PROBLEM DESCRIPTION -
Wherever the word "name" turns up in a line of the entries, copy that line.
↓
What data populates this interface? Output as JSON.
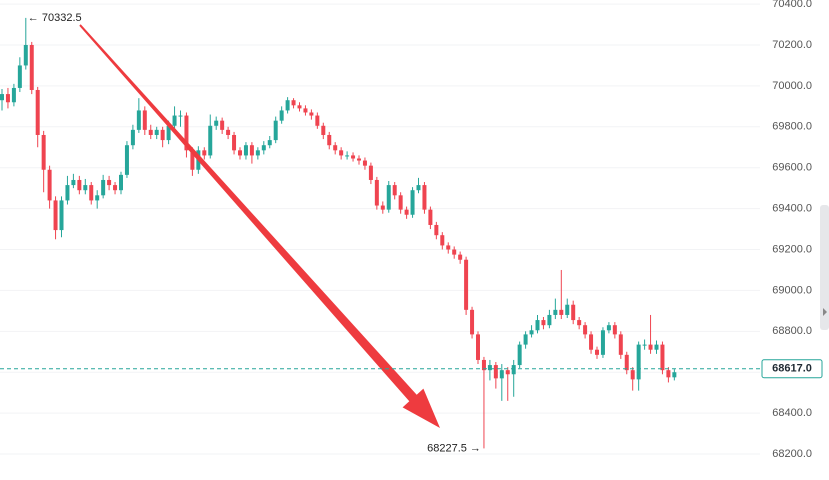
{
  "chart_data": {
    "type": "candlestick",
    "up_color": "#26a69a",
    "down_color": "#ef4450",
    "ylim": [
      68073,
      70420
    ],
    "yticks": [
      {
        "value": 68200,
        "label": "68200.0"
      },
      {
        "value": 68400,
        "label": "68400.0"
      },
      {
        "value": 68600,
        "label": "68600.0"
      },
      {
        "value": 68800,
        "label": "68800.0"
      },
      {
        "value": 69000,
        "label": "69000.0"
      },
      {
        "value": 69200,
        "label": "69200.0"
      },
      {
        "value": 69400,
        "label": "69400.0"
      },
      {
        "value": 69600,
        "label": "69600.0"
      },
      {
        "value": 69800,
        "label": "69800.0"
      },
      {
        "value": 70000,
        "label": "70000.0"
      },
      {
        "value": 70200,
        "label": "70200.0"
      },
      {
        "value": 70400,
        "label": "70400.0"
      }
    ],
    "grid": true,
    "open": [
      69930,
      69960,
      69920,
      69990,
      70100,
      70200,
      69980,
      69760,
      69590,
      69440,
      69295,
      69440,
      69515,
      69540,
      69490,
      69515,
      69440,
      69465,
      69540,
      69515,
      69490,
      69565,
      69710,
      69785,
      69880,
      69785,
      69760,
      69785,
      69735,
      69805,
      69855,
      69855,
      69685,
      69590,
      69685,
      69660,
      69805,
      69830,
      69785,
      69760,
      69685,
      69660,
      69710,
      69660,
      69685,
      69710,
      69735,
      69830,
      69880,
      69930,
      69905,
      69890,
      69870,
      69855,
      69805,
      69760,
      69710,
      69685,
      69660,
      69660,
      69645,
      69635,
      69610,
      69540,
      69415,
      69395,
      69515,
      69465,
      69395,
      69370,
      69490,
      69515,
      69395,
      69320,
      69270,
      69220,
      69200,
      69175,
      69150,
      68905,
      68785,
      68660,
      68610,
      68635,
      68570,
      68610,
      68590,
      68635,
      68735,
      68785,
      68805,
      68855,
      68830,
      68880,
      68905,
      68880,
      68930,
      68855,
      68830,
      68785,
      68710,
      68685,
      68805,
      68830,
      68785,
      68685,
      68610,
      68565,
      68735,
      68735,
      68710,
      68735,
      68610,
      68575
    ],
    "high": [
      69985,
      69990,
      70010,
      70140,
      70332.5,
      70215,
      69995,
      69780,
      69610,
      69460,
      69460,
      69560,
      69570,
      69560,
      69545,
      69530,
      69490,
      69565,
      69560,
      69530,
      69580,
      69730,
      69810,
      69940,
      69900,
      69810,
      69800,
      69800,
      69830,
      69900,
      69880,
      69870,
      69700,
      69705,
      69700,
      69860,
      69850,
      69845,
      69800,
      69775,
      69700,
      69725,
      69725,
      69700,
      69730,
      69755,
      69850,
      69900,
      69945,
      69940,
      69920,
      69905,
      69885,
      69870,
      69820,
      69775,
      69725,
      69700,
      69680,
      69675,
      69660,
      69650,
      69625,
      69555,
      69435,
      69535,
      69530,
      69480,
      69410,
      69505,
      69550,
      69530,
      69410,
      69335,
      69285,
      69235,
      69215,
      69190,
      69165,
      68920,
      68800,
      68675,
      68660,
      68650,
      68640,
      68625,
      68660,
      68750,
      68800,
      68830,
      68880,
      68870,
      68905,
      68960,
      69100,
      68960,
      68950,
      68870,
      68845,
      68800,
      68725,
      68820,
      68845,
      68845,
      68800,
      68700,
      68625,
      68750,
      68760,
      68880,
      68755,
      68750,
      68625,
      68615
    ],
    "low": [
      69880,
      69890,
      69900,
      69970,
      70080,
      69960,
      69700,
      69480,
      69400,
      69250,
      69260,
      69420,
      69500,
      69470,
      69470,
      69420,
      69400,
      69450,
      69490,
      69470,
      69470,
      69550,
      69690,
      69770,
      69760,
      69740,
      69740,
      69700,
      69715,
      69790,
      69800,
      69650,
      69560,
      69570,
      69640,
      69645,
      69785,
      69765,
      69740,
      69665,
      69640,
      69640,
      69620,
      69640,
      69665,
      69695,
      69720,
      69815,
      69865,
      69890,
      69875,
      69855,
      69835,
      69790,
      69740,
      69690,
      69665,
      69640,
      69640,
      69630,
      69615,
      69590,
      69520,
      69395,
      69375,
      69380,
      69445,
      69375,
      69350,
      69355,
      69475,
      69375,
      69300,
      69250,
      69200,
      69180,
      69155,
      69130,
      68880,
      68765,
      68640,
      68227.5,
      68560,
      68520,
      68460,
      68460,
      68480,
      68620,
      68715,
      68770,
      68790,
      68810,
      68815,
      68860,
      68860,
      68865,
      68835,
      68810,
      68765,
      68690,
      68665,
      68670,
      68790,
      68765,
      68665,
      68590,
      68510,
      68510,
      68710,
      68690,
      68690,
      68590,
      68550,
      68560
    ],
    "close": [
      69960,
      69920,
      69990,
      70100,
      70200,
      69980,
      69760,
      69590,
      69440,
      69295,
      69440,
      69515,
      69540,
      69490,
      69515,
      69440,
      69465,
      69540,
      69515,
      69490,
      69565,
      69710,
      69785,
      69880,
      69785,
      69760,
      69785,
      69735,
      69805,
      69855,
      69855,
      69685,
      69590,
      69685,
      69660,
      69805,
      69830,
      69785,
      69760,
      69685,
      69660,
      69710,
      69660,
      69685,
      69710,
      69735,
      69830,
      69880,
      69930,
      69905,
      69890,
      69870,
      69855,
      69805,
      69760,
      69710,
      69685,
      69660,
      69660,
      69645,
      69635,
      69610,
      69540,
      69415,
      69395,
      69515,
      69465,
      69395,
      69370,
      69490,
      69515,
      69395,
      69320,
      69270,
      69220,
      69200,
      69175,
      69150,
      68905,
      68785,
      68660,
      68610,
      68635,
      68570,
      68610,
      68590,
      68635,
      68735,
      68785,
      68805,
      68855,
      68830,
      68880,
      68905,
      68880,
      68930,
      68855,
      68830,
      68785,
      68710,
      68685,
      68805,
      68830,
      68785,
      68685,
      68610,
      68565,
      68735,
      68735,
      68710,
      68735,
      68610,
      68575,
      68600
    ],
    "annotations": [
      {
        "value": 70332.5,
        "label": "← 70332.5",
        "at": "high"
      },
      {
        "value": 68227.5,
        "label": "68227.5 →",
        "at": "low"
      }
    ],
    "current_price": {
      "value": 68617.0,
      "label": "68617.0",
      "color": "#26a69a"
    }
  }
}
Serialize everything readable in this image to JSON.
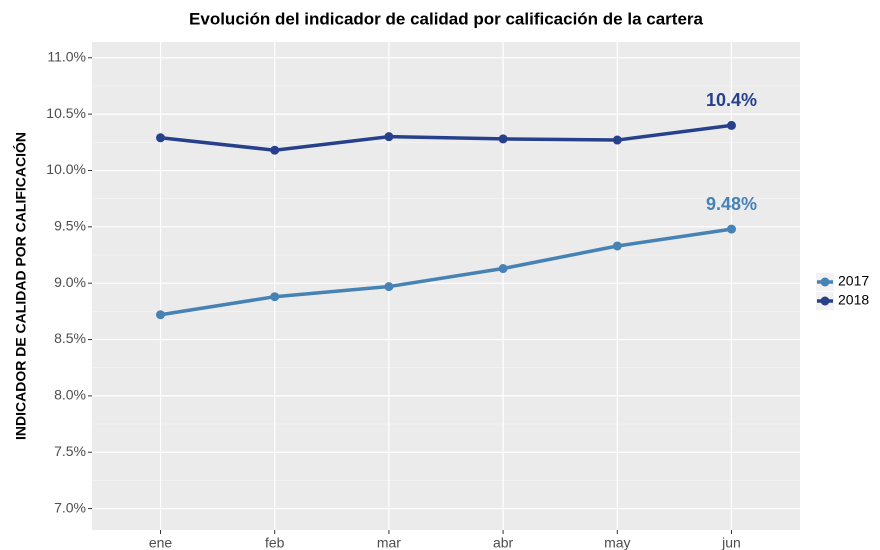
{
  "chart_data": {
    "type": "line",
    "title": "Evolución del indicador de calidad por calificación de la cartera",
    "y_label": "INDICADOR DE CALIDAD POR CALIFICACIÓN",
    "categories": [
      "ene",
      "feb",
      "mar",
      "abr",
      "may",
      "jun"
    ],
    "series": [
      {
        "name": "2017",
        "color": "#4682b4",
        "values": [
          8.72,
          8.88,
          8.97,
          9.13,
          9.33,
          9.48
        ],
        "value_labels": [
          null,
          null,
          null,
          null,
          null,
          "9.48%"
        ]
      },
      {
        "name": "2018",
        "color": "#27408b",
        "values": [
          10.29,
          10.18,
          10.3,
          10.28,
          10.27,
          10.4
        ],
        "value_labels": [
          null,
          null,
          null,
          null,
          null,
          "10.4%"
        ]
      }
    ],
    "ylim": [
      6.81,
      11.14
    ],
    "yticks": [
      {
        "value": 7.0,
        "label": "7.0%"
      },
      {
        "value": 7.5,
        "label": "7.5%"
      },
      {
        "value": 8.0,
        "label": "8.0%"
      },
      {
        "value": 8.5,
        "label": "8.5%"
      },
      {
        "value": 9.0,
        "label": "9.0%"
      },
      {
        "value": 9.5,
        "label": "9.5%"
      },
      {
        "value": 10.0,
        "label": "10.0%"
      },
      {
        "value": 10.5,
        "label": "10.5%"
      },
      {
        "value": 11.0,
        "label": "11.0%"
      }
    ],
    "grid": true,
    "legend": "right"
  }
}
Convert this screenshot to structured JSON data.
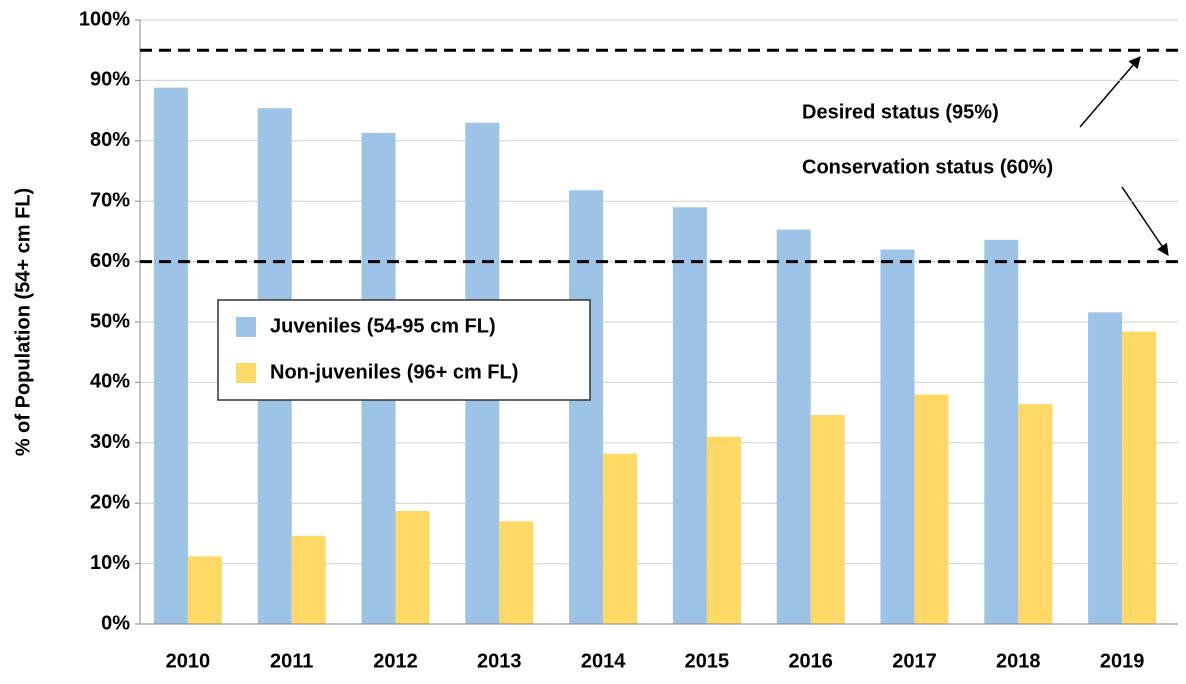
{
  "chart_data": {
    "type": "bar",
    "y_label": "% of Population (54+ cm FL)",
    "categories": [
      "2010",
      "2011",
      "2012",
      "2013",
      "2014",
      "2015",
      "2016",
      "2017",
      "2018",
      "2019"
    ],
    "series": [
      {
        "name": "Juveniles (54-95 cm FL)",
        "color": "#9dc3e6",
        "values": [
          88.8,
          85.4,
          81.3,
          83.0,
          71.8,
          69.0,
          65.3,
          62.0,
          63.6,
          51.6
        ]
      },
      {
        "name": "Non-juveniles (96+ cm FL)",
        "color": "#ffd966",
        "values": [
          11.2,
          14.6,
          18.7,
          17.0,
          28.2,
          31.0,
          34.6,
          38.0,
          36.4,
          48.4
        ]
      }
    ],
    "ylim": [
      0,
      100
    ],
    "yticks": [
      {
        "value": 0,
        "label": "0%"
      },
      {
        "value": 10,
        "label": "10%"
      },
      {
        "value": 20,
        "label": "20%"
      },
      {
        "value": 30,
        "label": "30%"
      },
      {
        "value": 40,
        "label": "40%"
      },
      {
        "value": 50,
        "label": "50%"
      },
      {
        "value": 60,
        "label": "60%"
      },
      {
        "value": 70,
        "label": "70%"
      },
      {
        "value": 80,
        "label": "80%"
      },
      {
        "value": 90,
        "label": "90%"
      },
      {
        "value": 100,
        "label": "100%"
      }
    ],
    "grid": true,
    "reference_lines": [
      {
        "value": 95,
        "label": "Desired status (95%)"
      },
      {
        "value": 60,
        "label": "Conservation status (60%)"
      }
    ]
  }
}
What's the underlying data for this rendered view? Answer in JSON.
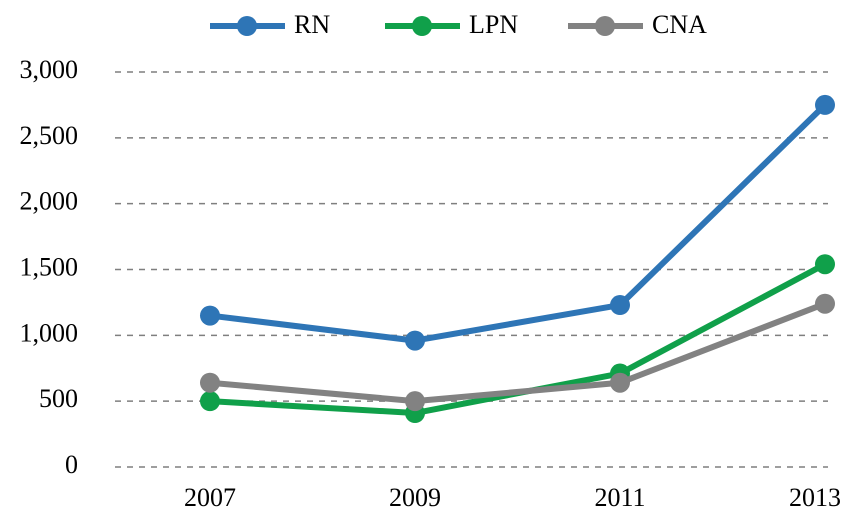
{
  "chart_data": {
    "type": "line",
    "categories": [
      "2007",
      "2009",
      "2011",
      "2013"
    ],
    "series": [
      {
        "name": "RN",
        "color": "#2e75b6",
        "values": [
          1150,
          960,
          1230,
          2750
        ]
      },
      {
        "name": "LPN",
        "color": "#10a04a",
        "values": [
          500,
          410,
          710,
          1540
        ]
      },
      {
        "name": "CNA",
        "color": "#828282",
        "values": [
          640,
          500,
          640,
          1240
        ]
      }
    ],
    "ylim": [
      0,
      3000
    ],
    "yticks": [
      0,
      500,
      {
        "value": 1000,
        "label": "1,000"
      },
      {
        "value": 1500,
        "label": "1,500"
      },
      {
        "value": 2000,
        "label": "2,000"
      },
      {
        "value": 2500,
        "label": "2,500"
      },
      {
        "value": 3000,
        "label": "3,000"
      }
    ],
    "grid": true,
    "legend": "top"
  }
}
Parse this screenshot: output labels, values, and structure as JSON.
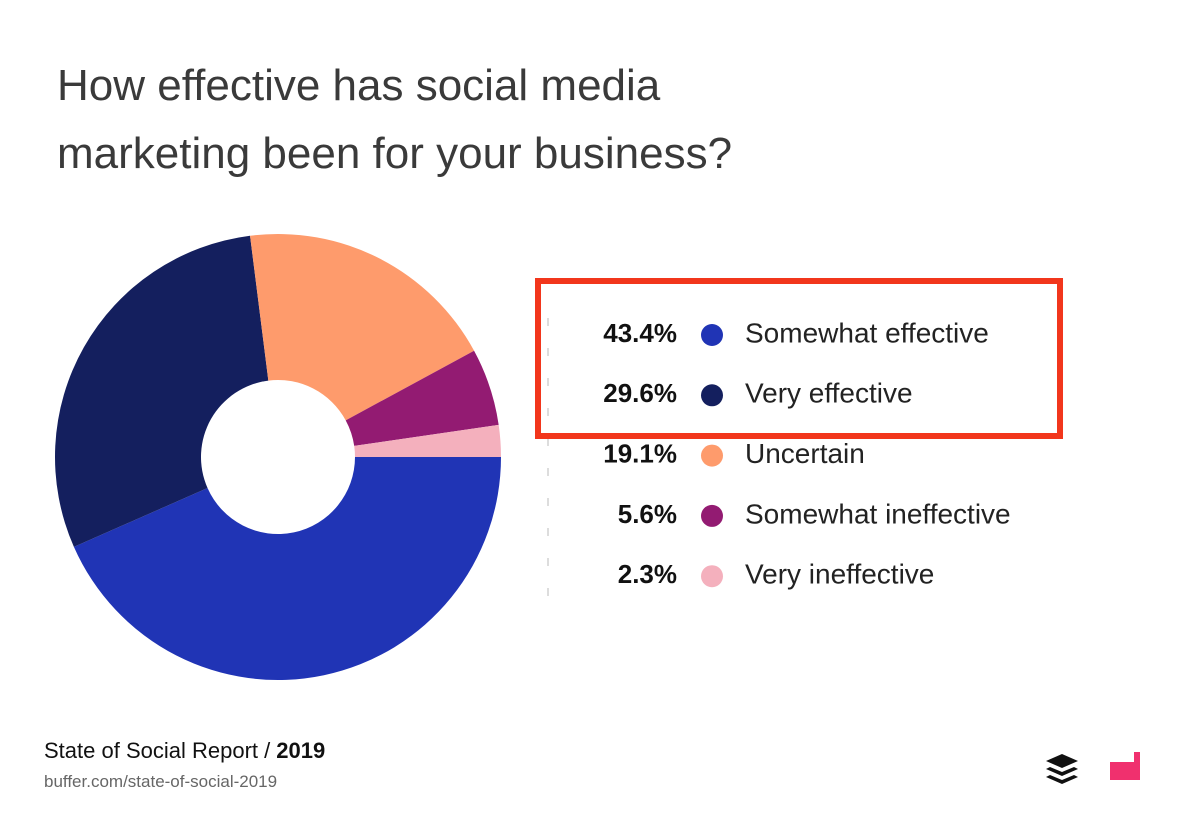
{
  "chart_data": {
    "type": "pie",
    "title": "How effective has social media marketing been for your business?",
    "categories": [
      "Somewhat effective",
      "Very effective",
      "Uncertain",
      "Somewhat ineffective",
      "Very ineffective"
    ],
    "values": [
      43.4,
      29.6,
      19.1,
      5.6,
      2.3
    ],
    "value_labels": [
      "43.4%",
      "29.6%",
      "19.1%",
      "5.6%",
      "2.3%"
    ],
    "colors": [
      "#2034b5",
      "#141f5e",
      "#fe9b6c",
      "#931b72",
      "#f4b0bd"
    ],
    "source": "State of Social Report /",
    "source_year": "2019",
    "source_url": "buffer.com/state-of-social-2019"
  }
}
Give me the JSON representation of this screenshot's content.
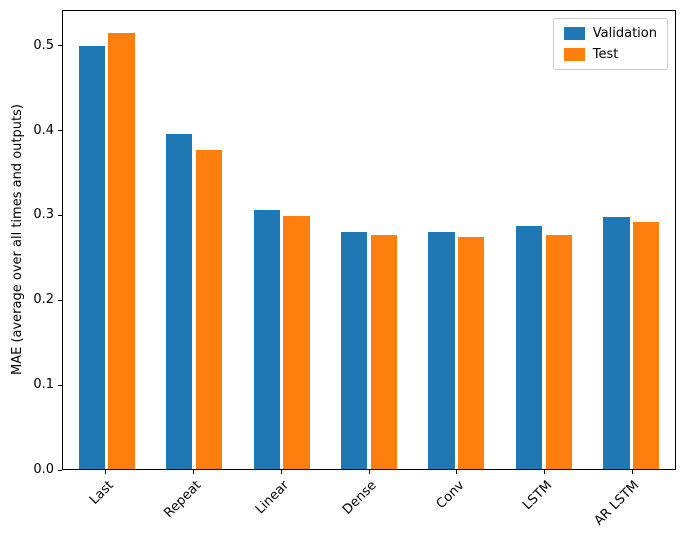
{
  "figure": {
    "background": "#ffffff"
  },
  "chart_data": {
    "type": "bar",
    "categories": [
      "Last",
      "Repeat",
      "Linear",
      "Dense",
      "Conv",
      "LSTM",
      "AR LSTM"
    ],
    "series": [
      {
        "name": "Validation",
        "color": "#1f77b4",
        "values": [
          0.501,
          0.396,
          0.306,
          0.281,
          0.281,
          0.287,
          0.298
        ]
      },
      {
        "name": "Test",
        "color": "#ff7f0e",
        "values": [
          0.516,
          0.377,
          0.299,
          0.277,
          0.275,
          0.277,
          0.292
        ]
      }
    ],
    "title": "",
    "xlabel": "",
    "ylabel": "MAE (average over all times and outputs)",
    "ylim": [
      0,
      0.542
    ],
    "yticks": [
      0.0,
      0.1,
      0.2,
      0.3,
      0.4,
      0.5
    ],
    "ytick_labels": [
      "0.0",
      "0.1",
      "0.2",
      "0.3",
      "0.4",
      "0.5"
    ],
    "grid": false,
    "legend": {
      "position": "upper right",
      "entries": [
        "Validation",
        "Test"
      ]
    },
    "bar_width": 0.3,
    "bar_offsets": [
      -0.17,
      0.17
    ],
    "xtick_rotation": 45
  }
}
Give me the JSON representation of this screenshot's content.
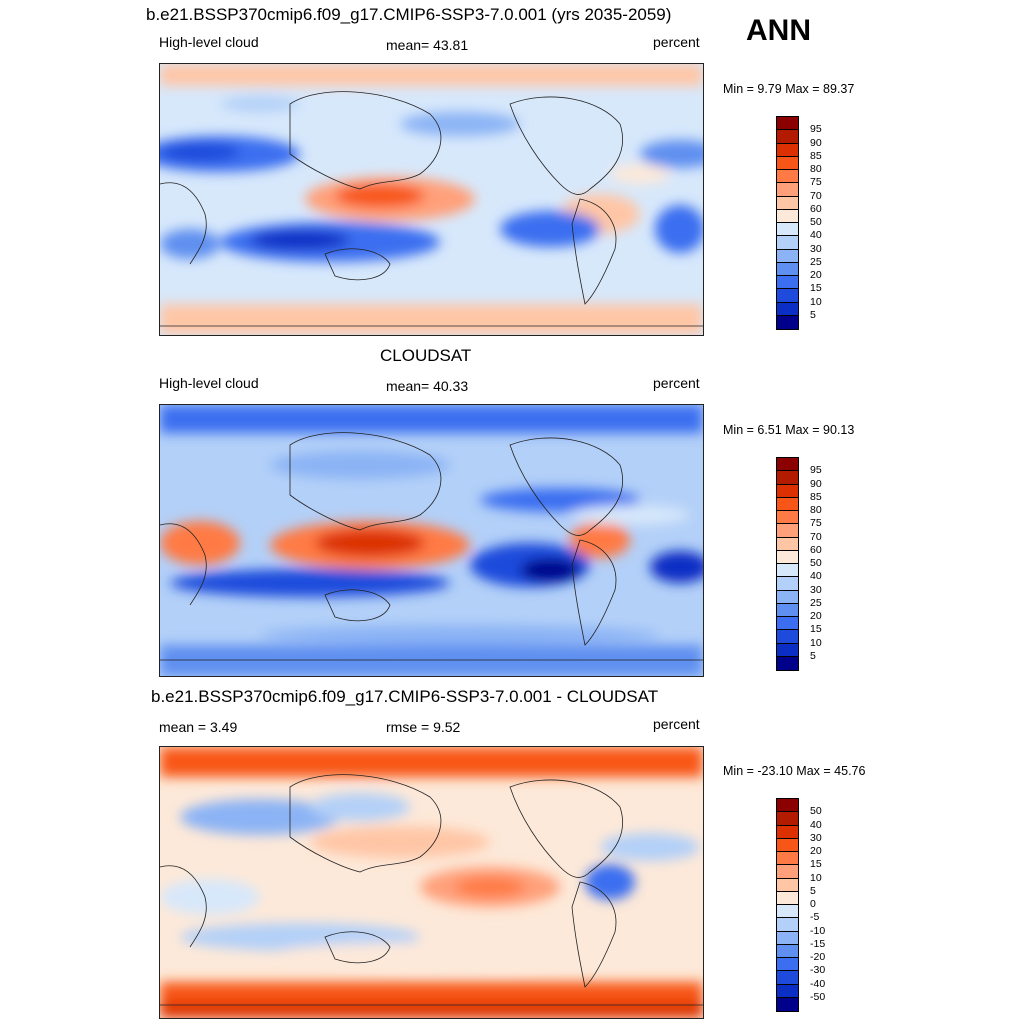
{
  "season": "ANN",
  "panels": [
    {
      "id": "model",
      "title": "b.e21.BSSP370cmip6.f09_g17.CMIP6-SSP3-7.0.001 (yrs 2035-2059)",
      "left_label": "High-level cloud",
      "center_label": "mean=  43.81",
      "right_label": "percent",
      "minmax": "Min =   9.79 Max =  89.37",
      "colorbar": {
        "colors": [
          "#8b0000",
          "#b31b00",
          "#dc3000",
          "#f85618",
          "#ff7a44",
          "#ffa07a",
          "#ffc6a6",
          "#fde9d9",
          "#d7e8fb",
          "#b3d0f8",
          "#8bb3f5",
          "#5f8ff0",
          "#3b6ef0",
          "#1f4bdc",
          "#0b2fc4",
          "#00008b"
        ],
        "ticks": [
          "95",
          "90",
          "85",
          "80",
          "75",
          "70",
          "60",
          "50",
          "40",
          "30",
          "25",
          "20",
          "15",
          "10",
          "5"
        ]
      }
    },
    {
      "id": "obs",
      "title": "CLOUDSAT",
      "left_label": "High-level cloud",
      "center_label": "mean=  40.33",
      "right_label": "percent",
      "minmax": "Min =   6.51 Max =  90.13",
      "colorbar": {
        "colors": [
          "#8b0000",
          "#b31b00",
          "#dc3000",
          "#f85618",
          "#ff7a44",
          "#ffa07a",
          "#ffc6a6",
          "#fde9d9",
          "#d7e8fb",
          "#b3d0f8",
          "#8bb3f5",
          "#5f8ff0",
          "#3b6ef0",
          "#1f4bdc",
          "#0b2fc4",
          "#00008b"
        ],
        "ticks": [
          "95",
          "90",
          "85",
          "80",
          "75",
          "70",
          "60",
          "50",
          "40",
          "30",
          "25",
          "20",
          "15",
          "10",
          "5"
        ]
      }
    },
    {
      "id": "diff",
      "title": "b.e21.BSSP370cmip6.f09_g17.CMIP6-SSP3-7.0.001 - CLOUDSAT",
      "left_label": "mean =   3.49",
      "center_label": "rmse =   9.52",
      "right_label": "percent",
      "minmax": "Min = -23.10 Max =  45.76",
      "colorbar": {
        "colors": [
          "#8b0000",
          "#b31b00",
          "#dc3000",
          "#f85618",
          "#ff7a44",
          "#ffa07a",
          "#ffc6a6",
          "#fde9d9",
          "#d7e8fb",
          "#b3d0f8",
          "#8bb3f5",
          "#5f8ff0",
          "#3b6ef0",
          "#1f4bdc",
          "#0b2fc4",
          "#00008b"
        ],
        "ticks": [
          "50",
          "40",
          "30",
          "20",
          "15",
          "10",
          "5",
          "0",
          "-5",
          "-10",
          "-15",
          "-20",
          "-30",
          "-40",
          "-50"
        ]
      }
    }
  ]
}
↑
SOLUTION BELOW -
        "name": "2017",
        "name": "2018",
        "name": "Juveniles (54-95 cm FL)",
        "name": "Non-juveniles (96+ cm FL)",
        "name": "RN",
        "name": "LPN",
        "name": "CNA",
        "name": "Validation",
        "name": "Test",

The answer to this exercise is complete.